Data items
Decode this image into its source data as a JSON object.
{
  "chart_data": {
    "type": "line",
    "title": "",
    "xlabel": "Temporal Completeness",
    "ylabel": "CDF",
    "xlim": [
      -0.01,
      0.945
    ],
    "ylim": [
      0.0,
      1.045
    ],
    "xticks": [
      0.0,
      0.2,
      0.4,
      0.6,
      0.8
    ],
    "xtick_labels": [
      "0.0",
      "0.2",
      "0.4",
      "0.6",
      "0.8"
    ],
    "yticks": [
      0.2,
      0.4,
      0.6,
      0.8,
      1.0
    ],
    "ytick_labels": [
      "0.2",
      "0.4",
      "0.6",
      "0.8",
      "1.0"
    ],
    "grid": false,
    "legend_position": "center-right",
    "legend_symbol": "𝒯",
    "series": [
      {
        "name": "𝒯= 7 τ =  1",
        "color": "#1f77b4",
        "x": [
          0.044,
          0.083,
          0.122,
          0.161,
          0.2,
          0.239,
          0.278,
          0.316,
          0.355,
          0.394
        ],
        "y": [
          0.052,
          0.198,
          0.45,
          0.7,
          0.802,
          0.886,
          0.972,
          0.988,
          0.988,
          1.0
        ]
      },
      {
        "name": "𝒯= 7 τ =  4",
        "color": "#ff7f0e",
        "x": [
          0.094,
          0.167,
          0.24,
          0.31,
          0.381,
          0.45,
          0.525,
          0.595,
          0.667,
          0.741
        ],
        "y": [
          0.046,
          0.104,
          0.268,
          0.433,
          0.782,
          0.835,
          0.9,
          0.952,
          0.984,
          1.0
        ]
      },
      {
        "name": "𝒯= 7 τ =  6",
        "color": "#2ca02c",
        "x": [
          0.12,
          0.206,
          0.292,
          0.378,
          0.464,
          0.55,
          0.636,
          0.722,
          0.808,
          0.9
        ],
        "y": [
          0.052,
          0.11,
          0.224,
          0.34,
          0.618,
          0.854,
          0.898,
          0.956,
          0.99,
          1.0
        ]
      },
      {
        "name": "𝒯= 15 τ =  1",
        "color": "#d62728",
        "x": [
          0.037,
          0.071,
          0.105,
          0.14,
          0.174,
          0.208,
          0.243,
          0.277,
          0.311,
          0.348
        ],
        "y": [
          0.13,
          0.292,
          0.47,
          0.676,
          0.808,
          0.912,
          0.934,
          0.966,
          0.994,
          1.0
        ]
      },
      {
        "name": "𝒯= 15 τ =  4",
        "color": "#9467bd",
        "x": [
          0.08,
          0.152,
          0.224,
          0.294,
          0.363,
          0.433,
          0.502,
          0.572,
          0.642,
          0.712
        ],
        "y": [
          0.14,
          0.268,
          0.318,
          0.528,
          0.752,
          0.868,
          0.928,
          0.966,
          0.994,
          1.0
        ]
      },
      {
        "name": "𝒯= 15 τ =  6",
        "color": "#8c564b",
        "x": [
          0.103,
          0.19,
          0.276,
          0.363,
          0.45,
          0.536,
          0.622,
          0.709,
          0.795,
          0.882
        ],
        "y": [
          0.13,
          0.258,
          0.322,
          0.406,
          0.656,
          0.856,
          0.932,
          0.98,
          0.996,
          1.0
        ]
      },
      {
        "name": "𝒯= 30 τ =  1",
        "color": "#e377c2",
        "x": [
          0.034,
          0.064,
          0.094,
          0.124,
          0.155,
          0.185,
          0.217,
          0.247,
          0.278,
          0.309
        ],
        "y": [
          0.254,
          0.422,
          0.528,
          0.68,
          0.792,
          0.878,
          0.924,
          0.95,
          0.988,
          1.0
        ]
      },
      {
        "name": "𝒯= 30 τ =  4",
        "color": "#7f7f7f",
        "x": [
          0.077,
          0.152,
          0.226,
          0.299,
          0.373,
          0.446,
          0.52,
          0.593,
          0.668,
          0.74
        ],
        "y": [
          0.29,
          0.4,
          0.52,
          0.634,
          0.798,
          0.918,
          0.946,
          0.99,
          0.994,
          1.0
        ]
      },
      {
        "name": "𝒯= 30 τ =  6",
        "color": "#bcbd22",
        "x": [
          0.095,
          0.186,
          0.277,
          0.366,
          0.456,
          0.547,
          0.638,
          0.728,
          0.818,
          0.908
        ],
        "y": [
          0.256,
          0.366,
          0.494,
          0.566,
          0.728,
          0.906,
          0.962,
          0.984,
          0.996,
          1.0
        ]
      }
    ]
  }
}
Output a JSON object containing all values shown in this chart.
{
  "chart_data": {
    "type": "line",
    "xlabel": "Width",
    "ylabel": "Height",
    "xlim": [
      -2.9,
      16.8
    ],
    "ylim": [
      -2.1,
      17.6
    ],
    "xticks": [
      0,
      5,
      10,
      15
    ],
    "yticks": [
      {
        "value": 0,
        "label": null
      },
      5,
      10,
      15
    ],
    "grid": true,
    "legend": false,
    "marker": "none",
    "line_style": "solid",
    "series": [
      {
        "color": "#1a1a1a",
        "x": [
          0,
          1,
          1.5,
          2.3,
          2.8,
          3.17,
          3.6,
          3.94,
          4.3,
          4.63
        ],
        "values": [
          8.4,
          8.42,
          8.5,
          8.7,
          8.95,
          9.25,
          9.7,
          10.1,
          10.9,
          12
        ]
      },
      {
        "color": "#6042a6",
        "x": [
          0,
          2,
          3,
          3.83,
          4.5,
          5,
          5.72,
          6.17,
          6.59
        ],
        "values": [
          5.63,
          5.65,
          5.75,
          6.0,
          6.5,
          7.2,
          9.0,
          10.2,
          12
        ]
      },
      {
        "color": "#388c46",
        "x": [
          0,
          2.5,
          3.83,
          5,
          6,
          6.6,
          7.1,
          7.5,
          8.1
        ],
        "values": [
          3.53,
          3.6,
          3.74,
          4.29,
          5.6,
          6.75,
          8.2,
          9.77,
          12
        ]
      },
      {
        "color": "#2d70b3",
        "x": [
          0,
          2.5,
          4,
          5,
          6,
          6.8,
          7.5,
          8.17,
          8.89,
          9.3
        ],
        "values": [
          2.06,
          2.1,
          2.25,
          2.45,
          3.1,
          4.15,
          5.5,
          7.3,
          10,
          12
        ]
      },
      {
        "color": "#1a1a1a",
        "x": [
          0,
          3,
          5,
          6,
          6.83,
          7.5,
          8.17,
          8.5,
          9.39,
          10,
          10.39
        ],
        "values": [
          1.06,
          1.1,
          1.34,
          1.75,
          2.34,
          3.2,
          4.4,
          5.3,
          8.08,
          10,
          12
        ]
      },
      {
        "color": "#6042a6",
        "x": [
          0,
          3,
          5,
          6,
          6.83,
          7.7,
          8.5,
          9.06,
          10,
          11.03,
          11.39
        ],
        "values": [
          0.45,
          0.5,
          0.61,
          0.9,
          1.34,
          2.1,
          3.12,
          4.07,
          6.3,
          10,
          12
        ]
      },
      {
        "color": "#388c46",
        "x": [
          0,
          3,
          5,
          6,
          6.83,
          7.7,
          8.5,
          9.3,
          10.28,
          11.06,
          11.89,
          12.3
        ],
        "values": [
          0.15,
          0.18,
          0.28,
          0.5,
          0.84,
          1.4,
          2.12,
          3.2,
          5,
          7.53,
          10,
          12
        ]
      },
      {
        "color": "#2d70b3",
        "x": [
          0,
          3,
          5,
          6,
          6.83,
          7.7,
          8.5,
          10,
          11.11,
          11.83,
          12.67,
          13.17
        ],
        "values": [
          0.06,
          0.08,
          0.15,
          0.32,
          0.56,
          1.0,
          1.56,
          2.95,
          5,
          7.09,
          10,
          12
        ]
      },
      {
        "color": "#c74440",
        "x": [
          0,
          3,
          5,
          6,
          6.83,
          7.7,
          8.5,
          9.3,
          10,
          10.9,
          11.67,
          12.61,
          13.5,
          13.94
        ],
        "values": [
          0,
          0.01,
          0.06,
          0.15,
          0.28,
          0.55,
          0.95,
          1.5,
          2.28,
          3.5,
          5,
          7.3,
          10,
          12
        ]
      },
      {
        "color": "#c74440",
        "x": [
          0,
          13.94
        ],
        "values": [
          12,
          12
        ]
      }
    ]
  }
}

_What you should do_
Using the records above, gather all lines where the string "object" is present.

_Reply_
Decode this image into its source data as a JSON object.
Output a JSON object containing all values shown in this chart.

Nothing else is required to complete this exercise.